— Start of Dataset —
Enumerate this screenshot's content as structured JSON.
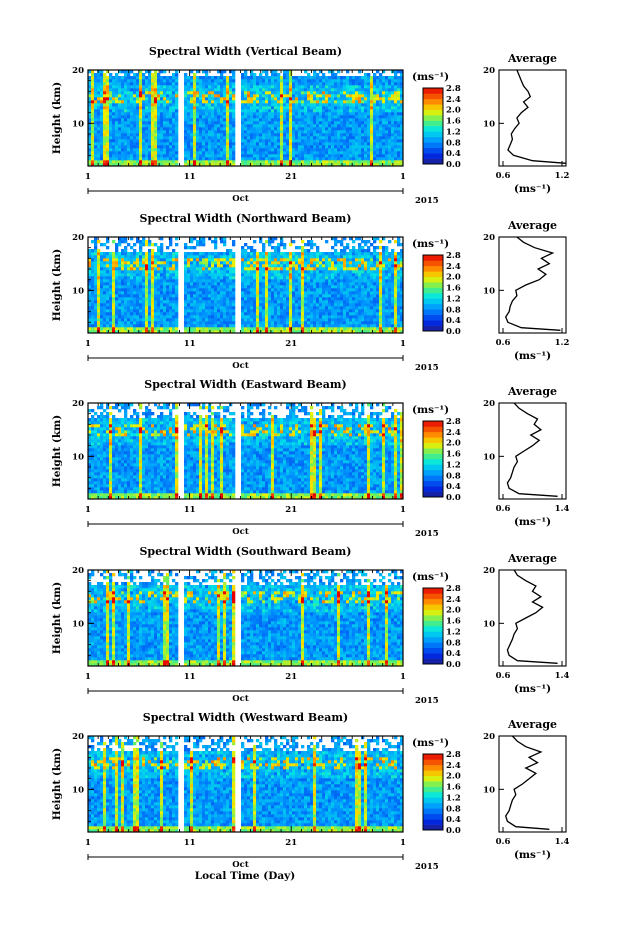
{
  "figure": {
    "xlabel": "Local Time (Day)",
    "month_label": "Oct",
    "year_label": "2015"
  },
  "chart_data": [
    {
      "type": "heatmap",
      "title": "Spectral Width (Vertical Beam)",
      "ylabel": "Height (km)",
      "ylim": [
        2,
        20
      ],
      "yticks": [
        10,
        20
      ],
      "xticks": [
        "1",
        "11",
        "21",
        "1"
      ],
      "xlim_days": [
        1,
        32
      ],
      "colorbar": {
        "unit": "(ms⁻¹)",
        "ticks": [
          "0.0",
          "0.4",
          "0.8",
          "1.2",
          "1.6",
          "2.0",
          "2.4",
          "2.8"
        ],
        "range": [
          0,
          2.8
        ]
      },
      "gaps_days": [
        [
          9.9,
          10.3
        ],
        [
          15.4,
          16.0
        ]
      ],
      "noise_top_km": 19.0,
      "profile": {
        "title": "Average",
        "xlabel": "(ms⁻¹)",
        "xticks": [
          "0.6",
          "1.2"
        ],
        "xlim": [
          0.6,
          1.2
        ],
        "ylim": [
          2,
          20
        ],
        "yticks": [
          "10",
          "20"
        ],
        "values": [
          [
            2.5,
            1.2
          ],
          [
            3,
            0.9
          ],
          [
            4,
            0.73
          ],
          [
            5,
            0.68
          ],
          [
            6,
            0.7
          ],
          [
            7,
            0.72
          ],
          [
            8,
            0.71
          ],
          [
            9,
            0.74
          ],
          [
            10,
            0.78
          ],
          [
            11,
            0.76
          ],
          [
            12,
            0.8
          ],
          [
            13,
            0.86
          ],
          [
            14,
            0.82
          ],
          [
            15,
            0.88
          ],
          [
            16,
            0.86
          ],
          [
            17,
            0.82
          ],
          [
            18,
            0.8
          ],
          [
            19,
            0.78
          ],
          [
            20,
            0.76
          ]
        ]
      }
    },
    {
      "type": "heatmap",
      "title": "Spectral Width (Northward Beam)",
      "ylabel": "Height (km)",
      "ylim": [
        2,
        20
      ],
      "yticks": [
        10,
        20
      ],
      "xticks": [
        "1",
        "11",
        "21",
        "1"
      ],
      "xlim_days": [
        1,
        32
      ],
      "colorbar": {
        "unit": "(ms⁻¹)",
        "ticks": [
          "0.0",
          "0.4",
          "0.8",
          "1.2",
          "1.6",
          "2.0",
          "2.4",
          "2.8"
        ],
        "range": [
          0,
          2.8
        ]
      },
      "gaps_days": [
        [
          9.9,
          10.3
        ],
        [
          15.4,
          16.0
        ]
      ],
      "noise_top_km": 17.0,
      "profile": {
        "title": "Average",
        "xlabel": "(ms⁻¹)",
        "xticks": [
          "0.6",
          "1.2"
        ],
        "xlim": [
          0.6,
          1.2
        ],
        "ylim": [
          2,
          20
        ],
        "yticks": [
          "10",
          "20"
        ],
        "values": [
          [
            2.5,
            1.15
          ],
          [
            3,
            0.8
          ],
          [
            4,
            0.68
          ],
          [
            5,
            0.66
          ],
          [
            6,
            0.69
          ],
          [
            7,
            0.7
          ],
          [
            8,
            0.72
          ],
          [
            9,
            0.76
          ],
          [
            10,
            0.75
          ],
          [
            11,
            0.84
          ],
          [
            12,
            0.96
          ],
          [
            13,
            1.02
          ],
          [
            14,
            0.95
          ],
          [
            15,
            1.05
          ],
          [
            16,
            0.98
          ],
          [
            17,
            1.08
          ],
          [
            18,
            0.92
          ],
          [
            19,
            0.82
          ],
          [
            20,
            0.76
          ]
        ]
      }
    },
    {
      "type": "heatmap",
      "title": "Spectral Width (Eastward Beam)",
      "ylabel": "Height (km)",
      "ylim": [
        2,
        20
      ],
      "yticks": [
        10,
        20
      ],
      "xticks": [
        "1",
        "11",
        "21",
        "1"
      ],
      "xlim_days": [
        1,
        32
      ],
      "colorbar": {
        "unit": "(ms⁻¹)",
        "ticks": [
          "0.0",
          "0.4",
          "0.8",
          "1.2",
          "1.6",
          "2.0",
          "2.4",
          "2.8"
        ],
        "range": [
          0,
          2.8
        ]
      },
      "gaps_days": [
        [
          9.9,
          10.3
        ],
        [
          15.4,
          16.0
        ]
      ],
      "noise_top_km": 17.0,
      "profile": {
        "title": "Average",
        "xlabel": "(ms⁻¹)",
        "xticks": [
          "0.6",
          "1.4"
        ],
        "xlim": [
          0.6,
          1.4
        ],
        "ylim": [
          2,
          20
        ],
        "yticks": [
          "10",
          "20"
        ],
        "values": [
          [
            2.5,
            1.3
          ],
          [
            3,
            0.84
          ],
          [
            4,
            0.72
          ],
          [
            5,
            0.7
          ],
          [
            6,
            0.74
          ],
          [
            7,
            0.76
          ],
          [
            8,
            0.78
          ],
          [
            9,
            0.82
          ],
          [
            10,
            0.8
          ],
          [
            11,
            0.9
          ],
          [
            12,
            1.0
          ],
          [
            13,
            1.08
          ],
          [
            14,
            0.98
          ],
          [
            15,
            1.1
          ],
          [
            16,
            1.02
          ],
          [
            17,
            1.06
          ],
          [
            18,
            0.94
          ],
          [
            19,
            0.84
          ],
          [
            20,
            0.78
          ]
        ]
      }
    },
    {
      "type": "heatmap",
      "title": "Spectral Width (Southward Beam)",
      "ylabel": "Height (km)",
      "ylim": [
        2,
        20
      ],
      "yticks": [
        10,
        20
      ],
      "xticks": [
        "1",
        "11",
        "21",
        "1"
      ],
      "xlim_days": [
        1,
        32
      ],
      "colorbar": {
        "unit": "(ms⁻¹)",
        "ticks": [
          "0.0",
          "0.4",
          "0.8",
          "1.2",
          "1.6",
          "2.0",
          "2.4",
          "2.8"
        ],
        "range": [
          0,
          2.8
        ]
      },
      "gaps_days": [
        [
          9.9,
          10.3
        ],
        [
          15.4,
          16.0
        ]
      ],
      "noise_top_km": 17.0,
      "profile": {
        "title": "Average",
        "xlabel": "(ms⁻¹)",
        "xticks": [
          "0.6",
          "1.4"
        ],
        "xlim": [
          0.6,
          1.4
        ],
        "ylim": [
          2,
          20
        ],
        "yticks": [
          "10",
          "20"
        ],
        "values": [
          [
            2.5,
            1.3
          ],
          [
            3,
            0.82
          ],
          [
            4,
            0.72
          ],
          [
            5,
            0.7
          ],
          [
            6,
            0.73
          ],
          [
            7,
            0.76
          ],
          [
            8,
            0.78
          ],
          [
            9,
            0.82
          ],
          [
            10,
            0.8
          ],
          [
            11,
            0.92
          ],
          [
            12,
            1.04
          ],
          [
            13,
            1.12
          ],
          [
            14,
            1.0
          ],
          [
            15,
            1.1
          ],
          [
            16,
            1.0
          ],
          [
            17,
            1.04
          ],
          [
            18,
            0.92
          ],
          [
            19,
            0.82
          ],
          [
            20,
            0.78
          ]
        ]
      }
    },
    {
      "type": "heatmap",
      "title": "Spectral Width (Westward Beam)",
      "ylabel": "Height (km)",
      "ylim": [
        2,
        20
      ],
      "yticks": [
        10,
        20
      ],
      "xticks": [
        "1",
        "11",
        "21",
        "1"
      ],
      "xlim_days": [
        1,
        32
      ],
      "colorbar": {
        "unit": "(ms⁻¹)",
        "ticks": [
          "0.0",
          "0.4",
          "0.8",
          "1.2",
          "1.6",
          "2.0",
          "2.4",
          "2.8"
        ],
        "range": [
          0,
          2.8
        ]
      },
      "gaps_days": [
        [
          9.9,
          10.3
        ],
        [
          15.4,
          16.0
        ]
      ],
      "noise_top_km": 17.0,
      "profile": {
        "title": "Average",
        "xlabel": "(ms⁻¹)",
        "xticks": [
          "0.6",
          "1.4"
        ],
        "xlim": [
          0.6,
          1.4
        ],
        "ylim": [
          2,
          20
        ],
        "yticks": [
          "10",
          "20"
        ],
        "values": [
          [
            2.5,
            1.2
          ],
          [
            3,
            0.8
          ],
          [
            4,
            0.7
          ],
          [
            5,
            0.68
          ],
          [
            6,
            0.72
          ],
          [
            7,
            0.74
          ],
          [
            8,
            0.76
          ],
          [
            9,
            0.8
          ],
          [
            10,
            0.78
          ],
          [
            11,
            0.88
          ],
          [
            12,
            0.96
          ],
          [
            13,
            1.04
          ],
          [
            14,
            0.92
          ],
          [
            15,
            1.06
          ],
          [
            16,
            0.96
          ],
          [
            17,
            1.1
          ],
          [
            18,
            0.92
          ],
          [
            19,
            0.82
          ],
          [
            20,
            0.76
          ]
        ]
      }
    }
  ]
}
— End of Dataset —
Filter the listing above by the word "Spectral"; copy each line that passes.

Solved exercise –
      "title": "Spectral Width (Vertical Beam)",
      "title": "Spectral Width (Northward Beam)",
      "title": "Spectral Width (Eastward Beam)",
      "title": "Spectral Width (Southward Beam)",
      "title": "Spectral Width (Westward Beam)",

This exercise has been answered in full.